## ABOUT THIS EXERCISE
Your answer should hold every line of the records below that contains the string "açúcar".

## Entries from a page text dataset
============

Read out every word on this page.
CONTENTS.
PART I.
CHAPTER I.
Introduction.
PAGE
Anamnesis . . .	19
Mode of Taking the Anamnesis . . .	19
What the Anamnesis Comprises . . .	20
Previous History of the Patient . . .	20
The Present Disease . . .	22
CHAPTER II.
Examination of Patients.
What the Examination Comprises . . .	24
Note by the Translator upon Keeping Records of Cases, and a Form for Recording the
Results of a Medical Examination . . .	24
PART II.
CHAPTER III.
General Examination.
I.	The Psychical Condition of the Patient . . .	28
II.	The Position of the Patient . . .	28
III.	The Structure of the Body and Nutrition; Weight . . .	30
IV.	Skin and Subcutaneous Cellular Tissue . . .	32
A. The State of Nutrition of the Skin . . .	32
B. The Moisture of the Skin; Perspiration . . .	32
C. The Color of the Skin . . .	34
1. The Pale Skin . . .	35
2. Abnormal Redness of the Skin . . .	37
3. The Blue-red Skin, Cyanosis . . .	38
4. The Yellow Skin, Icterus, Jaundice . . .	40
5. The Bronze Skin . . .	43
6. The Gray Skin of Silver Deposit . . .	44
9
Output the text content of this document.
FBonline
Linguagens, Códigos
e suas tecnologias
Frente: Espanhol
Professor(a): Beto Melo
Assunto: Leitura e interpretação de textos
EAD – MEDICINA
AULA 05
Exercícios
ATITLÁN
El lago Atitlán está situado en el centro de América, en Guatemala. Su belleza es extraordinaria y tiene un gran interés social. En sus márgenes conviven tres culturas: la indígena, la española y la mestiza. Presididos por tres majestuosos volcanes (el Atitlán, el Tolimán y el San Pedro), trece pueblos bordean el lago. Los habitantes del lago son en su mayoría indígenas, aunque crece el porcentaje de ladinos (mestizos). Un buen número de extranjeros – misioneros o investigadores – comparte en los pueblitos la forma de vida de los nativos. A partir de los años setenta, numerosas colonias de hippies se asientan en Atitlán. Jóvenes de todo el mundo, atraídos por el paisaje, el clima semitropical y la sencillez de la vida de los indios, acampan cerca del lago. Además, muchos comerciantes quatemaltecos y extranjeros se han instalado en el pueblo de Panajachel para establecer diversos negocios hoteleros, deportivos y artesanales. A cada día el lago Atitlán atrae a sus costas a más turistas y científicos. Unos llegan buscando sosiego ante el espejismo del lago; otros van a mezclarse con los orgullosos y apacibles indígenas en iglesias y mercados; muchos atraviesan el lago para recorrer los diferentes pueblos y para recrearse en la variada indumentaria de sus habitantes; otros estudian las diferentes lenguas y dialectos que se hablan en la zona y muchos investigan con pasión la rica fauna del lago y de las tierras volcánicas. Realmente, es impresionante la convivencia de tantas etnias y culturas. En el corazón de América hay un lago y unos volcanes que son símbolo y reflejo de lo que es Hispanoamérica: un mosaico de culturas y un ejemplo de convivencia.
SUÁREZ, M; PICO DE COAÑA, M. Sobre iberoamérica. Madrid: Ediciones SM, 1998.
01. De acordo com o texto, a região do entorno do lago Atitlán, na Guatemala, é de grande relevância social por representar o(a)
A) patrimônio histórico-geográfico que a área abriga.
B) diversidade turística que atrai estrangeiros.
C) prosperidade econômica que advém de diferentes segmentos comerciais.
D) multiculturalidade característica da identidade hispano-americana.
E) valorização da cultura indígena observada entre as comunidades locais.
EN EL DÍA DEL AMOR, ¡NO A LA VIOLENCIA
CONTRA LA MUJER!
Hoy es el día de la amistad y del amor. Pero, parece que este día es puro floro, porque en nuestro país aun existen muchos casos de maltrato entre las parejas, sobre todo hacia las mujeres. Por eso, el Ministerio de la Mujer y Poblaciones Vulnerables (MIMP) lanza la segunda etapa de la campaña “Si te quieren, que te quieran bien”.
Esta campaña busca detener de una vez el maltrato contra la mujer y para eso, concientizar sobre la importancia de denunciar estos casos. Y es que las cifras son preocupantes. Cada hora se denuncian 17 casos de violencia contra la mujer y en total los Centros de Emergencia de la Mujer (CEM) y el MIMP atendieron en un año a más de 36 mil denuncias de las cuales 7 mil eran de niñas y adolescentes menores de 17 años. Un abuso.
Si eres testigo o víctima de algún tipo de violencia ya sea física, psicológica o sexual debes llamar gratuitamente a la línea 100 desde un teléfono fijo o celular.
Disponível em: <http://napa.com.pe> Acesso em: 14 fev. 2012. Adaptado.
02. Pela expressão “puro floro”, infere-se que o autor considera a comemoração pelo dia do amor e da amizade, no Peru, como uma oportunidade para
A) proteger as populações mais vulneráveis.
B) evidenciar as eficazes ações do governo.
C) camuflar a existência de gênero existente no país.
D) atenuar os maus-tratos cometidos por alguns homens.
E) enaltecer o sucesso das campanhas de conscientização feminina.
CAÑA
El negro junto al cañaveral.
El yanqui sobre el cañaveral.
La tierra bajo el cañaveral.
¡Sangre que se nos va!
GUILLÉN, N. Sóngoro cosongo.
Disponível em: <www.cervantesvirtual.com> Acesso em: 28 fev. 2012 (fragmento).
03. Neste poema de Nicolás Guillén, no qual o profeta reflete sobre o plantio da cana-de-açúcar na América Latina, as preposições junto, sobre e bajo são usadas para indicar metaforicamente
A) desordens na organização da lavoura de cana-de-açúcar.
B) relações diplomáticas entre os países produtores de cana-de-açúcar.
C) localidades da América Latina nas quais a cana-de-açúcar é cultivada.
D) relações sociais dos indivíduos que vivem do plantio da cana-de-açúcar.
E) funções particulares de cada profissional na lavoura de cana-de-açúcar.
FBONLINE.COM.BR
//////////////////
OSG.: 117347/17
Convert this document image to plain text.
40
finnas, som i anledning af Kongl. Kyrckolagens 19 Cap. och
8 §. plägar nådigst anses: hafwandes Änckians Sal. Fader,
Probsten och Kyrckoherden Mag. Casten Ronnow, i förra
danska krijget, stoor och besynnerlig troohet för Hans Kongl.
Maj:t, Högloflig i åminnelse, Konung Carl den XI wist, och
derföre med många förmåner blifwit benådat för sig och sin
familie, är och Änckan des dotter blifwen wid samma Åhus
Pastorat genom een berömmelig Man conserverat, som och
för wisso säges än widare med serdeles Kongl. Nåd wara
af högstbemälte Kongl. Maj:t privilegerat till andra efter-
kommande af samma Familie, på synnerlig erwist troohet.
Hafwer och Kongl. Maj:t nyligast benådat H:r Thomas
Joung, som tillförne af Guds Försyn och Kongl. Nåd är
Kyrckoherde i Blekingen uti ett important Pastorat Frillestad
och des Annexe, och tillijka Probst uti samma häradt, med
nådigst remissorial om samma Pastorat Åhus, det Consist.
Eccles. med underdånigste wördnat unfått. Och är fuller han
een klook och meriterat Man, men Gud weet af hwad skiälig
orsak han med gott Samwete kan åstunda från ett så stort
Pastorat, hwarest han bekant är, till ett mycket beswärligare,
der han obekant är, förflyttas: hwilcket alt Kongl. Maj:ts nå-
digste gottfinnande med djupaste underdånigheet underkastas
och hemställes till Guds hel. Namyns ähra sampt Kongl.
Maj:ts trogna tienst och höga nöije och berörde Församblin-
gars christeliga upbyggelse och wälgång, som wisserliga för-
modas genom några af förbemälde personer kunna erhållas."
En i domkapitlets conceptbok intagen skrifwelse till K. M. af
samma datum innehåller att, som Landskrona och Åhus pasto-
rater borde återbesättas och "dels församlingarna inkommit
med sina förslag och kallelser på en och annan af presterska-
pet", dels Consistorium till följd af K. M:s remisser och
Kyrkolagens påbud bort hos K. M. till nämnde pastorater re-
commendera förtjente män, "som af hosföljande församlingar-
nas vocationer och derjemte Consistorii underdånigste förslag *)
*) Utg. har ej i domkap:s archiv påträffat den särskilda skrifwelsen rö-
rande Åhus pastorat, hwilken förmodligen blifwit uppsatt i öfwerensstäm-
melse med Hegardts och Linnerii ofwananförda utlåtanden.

============

## SOLUTION BELOW
03. Neste poema de Nicolás Guillén, no qual o profeta reflete sobre o plantio da cana-de-açúcar na América Latina, as preposições junto, sobre e bajo são usadas para indicar metaforicamente
A) desordens na organização da lavoura de cana-de-açúcar.
B) relações diplomáticas entre os países produtores de cana-de-açúcar.
C) localidades da América Latina nas quais a cana-de-açúcar é cultivada.
D) relações sociais dos indivíduos que vivem do plantio da cana-de-açúcar.
E) funções particulares de cada profissional na lavoura de cana-de-açúcar.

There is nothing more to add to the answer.